* _What to produce_
Go over the entries below line by line, copying each one that contains the word "expenditure".
─── Supplied records ───
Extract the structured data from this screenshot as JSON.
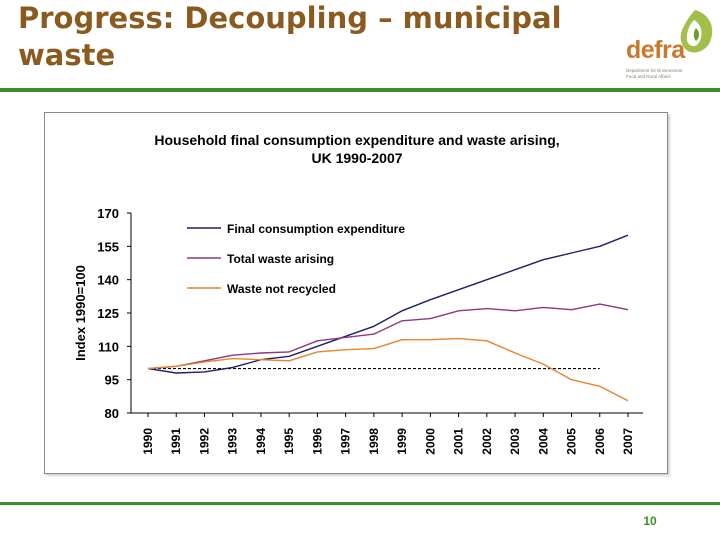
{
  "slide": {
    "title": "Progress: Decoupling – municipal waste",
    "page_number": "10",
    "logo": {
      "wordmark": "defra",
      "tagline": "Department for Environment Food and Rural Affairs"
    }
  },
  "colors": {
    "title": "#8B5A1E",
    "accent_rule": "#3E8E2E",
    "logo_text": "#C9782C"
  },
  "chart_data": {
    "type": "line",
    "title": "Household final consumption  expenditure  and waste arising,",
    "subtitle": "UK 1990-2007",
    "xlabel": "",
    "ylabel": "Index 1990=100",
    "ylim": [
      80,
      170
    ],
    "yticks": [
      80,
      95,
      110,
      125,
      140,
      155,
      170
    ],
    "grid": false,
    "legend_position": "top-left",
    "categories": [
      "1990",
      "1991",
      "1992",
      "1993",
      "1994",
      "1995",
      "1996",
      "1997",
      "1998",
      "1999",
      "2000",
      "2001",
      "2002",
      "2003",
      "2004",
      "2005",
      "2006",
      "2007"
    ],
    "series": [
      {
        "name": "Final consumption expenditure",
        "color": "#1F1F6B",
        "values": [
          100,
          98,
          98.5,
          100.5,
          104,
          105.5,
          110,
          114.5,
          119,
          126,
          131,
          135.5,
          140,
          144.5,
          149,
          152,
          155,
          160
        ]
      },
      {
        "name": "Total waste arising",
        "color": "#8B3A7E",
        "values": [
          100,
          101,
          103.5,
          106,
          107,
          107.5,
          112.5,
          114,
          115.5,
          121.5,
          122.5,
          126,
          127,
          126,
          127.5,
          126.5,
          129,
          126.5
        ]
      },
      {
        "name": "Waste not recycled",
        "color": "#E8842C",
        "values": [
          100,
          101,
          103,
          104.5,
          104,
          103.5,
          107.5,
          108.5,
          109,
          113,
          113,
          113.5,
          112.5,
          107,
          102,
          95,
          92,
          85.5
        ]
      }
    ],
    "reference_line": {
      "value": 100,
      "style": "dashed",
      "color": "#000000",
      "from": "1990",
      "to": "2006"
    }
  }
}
───
* _Task answer_
    "title": "Household final consumption  expenditure  and waste arising,",
        "name": "Final consumption expenditure",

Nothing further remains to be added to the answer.